*OBJECTIVE*
Copy out lines with the word "secrétaire" from the material that follows.

════

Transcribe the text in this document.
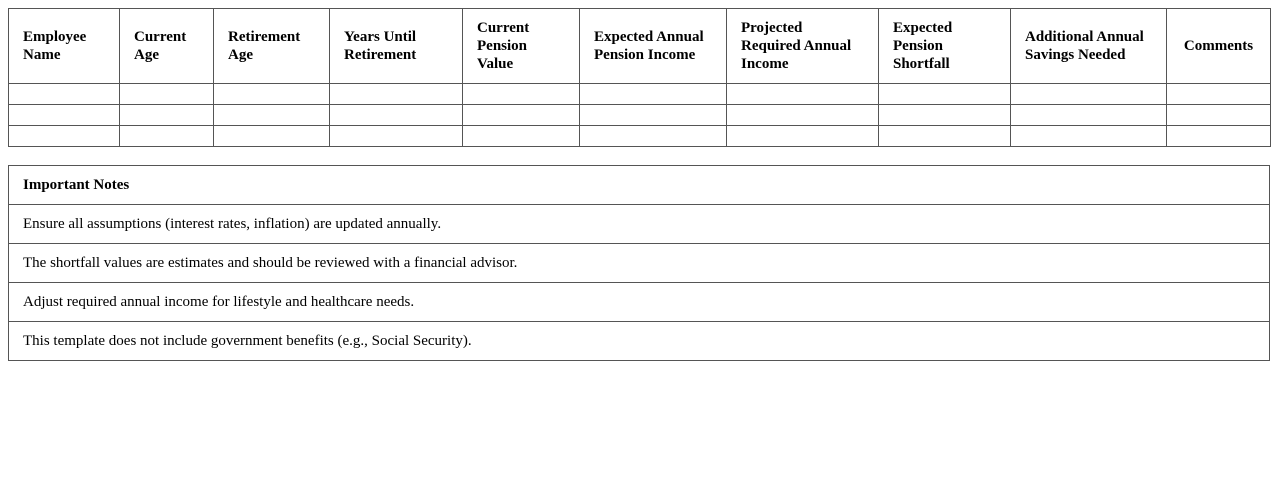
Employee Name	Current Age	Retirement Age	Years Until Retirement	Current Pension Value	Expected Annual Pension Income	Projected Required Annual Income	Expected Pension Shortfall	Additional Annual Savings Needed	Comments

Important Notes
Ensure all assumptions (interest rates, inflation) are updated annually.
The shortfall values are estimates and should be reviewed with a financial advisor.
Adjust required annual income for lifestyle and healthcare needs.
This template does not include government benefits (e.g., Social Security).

════

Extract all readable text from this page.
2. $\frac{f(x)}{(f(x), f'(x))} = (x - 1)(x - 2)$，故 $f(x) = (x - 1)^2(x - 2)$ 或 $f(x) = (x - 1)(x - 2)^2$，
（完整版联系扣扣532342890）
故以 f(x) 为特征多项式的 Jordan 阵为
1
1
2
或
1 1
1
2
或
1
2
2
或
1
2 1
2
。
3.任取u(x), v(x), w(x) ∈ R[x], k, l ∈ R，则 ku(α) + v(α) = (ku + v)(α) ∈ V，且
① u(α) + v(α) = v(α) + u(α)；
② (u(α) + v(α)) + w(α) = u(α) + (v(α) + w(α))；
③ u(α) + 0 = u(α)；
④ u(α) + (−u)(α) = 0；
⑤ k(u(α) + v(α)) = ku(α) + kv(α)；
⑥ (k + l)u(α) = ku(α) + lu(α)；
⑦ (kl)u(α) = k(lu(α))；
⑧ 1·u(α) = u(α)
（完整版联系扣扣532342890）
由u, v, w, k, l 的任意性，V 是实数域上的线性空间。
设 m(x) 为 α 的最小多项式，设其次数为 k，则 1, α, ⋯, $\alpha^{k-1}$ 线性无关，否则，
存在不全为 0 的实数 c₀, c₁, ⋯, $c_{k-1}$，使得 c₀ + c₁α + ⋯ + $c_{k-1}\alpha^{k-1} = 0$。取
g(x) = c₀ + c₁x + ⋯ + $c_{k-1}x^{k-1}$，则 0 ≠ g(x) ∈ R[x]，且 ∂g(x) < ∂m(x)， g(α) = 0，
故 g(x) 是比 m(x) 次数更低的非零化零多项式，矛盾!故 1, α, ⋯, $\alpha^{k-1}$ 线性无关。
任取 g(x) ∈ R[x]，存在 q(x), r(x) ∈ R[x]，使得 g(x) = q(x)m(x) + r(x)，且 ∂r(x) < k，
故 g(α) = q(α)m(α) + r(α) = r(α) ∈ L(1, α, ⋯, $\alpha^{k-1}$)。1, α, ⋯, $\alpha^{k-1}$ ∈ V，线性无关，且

════

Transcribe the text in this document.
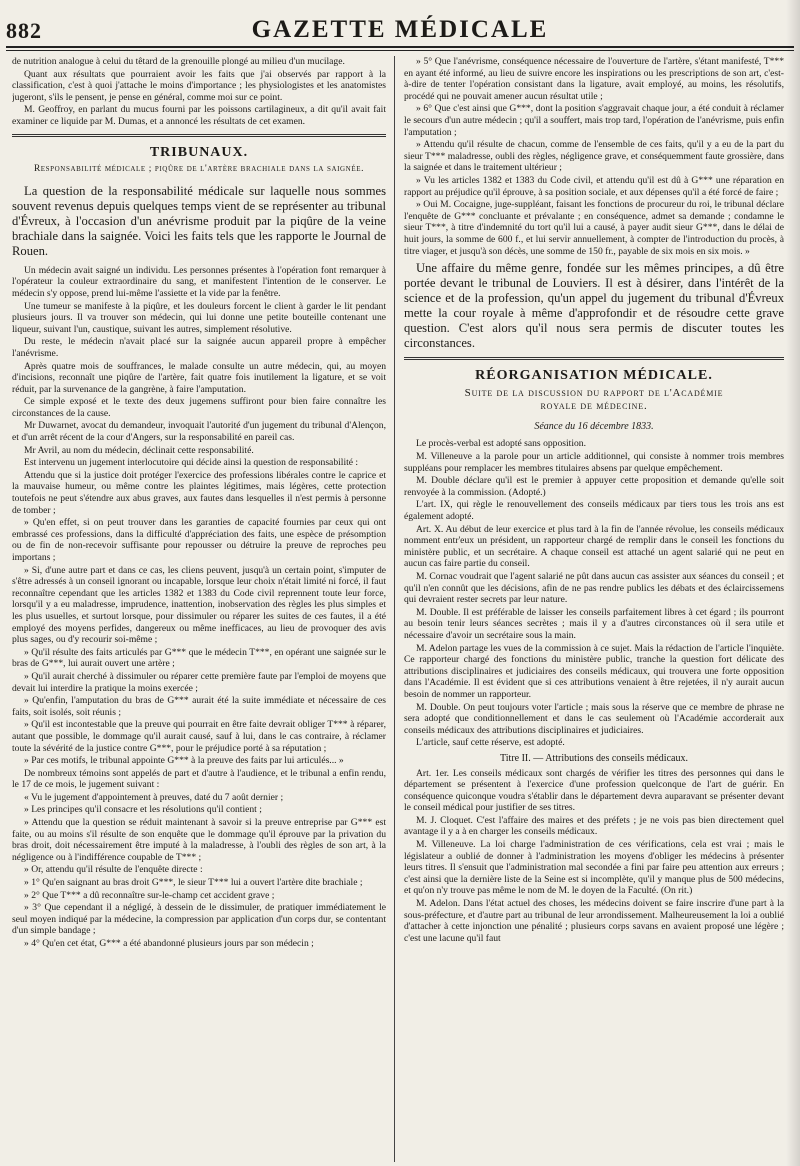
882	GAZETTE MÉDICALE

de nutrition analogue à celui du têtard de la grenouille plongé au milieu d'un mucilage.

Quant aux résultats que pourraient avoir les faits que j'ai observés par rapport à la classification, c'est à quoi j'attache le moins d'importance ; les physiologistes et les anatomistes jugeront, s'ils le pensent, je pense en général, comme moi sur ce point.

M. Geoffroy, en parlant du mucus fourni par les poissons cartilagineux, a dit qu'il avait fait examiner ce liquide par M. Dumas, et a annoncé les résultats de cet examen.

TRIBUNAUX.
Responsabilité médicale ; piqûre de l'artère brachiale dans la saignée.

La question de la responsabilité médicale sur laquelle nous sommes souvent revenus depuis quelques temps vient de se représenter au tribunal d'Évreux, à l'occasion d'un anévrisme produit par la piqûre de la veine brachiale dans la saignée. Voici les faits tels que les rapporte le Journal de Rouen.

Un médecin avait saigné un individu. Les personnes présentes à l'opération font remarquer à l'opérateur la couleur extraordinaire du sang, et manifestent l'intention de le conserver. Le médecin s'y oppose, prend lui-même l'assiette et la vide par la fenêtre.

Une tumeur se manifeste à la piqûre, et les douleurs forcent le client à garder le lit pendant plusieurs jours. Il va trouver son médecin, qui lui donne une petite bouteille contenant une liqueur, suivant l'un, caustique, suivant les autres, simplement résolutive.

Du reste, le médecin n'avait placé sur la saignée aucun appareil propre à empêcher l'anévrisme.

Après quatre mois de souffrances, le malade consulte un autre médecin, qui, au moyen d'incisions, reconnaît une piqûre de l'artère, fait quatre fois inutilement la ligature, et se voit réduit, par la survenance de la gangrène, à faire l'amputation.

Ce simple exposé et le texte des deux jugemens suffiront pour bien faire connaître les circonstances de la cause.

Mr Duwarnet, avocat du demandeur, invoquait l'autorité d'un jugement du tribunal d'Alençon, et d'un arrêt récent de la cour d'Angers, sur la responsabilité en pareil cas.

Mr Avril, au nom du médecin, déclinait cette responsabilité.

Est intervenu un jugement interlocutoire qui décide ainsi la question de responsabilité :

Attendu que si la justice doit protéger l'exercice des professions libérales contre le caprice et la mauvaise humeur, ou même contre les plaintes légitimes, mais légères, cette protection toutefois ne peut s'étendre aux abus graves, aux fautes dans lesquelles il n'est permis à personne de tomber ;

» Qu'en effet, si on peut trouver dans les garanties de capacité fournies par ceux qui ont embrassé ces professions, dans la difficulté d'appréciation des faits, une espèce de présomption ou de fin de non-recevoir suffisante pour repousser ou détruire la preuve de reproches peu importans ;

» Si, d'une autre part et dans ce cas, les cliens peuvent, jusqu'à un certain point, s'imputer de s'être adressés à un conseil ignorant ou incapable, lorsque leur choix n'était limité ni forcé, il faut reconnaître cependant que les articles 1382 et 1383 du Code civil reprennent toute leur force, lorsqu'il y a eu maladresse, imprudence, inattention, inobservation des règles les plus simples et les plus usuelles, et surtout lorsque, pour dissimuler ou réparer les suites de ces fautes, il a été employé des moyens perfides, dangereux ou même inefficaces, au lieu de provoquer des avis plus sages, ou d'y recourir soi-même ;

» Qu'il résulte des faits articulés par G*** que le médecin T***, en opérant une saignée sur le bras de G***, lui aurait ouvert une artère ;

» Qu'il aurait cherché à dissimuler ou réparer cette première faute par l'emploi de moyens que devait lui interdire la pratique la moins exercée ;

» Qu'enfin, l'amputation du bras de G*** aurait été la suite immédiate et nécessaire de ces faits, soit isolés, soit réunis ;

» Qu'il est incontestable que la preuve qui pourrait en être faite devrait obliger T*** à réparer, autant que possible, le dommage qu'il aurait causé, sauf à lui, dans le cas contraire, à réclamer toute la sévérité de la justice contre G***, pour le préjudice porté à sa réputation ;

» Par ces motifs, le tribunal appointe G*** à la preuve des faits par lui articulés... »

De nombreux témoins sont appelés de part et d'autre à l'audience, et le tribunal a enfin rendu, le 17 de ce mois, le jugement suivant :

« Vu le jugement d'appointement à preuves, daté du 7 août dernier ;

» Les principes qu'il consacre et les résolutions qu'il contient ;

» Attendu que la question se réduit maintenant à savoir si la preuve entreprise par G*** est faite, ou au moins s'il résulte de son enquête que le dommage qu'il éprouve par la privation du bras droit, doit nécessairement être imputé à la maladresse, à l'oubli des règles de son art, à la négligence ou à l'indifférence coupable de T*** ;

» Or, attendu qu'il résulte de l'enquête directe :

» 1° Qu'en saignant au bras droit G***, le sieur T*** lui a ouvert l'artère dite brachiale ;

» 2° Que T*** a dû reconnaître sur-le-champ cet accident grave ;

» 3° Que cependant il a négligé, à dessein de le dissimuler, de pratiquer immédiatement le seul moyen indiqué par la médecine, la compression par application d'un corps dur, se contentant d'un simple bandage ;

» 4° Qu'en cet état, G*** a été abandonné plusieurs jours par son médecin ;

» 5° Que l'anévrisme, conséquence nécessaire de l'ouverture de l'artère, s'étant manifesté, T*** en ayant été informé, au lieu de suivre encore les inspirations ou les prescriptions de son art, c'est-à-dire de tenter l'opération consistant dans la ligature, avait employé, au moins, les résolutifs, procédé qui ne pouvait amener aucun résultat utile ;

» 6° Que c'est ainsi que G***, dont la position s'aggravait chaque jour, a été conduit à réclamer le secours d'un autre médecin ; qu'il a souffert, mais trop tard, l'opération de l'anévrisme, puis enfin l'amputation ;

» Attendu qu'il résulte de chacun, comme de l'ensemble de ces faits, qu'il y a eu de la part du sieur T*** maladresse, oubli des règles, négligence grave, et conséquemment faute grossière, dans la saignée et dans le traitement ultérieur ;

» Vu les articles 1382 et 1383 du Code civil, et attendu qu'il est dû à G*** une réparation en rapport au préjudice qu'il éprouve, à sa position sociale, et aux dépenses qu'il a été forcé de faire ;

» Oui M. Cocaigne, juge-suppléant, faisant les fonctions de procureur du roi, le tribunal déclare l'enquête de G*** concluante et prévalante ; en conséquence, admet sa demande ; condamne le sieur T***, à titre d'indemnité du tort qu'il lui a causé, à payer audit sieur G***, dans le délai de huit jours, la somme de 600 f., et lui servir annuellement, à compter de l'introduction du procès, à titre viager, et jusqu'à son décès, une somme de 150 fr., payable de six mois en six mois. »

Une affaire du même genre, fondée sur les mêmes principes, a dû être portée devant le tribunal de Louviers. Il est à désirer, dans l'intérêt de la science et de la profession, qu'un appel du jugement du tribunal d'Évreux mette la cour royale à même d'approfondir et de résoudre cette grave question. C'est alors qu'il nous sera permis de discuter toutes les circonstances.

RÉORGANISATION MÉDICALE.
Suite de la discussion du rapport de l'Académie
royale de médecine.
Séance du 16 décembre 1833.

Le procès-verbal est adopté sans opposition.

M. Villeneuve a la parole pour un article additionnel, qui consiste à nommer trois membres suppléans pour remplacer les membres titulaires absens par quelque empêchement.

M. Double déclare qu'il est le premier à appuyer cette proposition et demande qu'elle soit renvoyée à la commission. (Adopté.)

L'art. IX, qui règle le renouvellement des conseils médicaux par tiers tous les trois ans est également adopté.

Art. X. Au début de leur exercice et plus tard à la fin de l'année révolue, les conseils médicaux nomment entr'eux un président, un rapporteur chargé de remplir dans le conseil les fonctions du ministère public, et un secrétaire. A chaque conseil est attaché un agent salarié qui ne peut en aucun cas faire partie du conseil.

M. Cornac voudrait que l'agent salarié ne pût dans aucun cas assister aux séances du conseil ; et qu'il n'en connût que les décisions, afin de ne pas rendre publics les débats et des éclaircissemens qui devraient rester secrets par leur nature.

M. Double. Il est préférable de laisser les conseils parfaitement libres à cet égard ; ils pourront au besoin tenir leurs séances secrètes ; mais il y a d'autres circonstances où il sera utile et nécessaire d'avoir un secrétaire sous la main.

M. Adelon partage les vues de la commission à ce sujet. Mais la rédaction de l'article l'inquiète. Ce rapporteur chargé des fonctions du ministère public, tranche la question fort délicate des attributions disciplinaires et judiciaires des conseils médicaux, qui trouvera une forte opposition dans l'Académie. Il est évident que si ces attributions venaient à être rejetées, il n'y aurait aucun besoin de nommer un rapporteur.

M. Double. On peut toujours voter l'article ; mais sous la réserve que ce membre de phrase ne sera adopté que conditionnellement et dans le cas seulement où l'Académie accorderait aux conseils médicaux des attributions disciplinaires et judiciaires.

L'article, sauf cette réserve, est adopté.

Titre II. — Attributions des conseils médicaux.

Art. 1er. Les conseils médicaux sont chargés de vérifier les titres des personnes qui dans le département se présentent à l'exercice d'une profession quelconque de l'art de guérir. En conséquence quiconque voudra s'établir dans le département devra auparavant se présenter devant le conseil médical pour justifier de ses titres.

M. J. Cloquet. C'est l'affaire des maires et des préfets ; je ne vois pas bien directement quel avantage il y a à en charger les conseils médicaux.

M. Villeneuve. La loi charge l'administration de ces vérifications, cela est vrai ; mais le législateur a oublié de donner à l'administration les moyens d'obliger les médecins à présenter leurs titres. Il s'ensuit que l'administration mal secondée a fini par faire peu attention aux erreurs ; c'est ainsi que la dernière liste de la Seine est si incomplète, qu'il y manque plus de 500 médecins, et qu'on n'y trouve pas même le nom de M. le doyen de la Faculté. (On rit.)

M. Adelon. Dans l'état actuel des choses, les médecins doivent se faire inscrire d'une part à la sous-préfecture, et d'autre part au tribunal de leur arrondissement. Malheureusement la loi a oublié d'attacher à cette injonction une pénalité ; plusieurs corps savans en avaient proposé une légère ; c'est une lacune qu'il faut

════

*OUTPUT OF THE TASK*
Art. X. Au début de leur exercice et plus tard à la fin de l'année révolue, les conseils médicaux nomment entr'eux un président, un rapporteur chargé de remplir dans le conseil les fonctions du ministère public, et un secrétaire. A chaque conseil est attaché un agent salarié qui ne peut en aucun cas faire partie du conseil.
M. Double. Il est préférable de laisser les conseils parfaitement libres à cet égard ; ils pourront au besoin tenir leurs séances secrètes ; mais il y a d'autres circonstances où il sera utile et nécessaire d'avoir un secrétaire sous la main.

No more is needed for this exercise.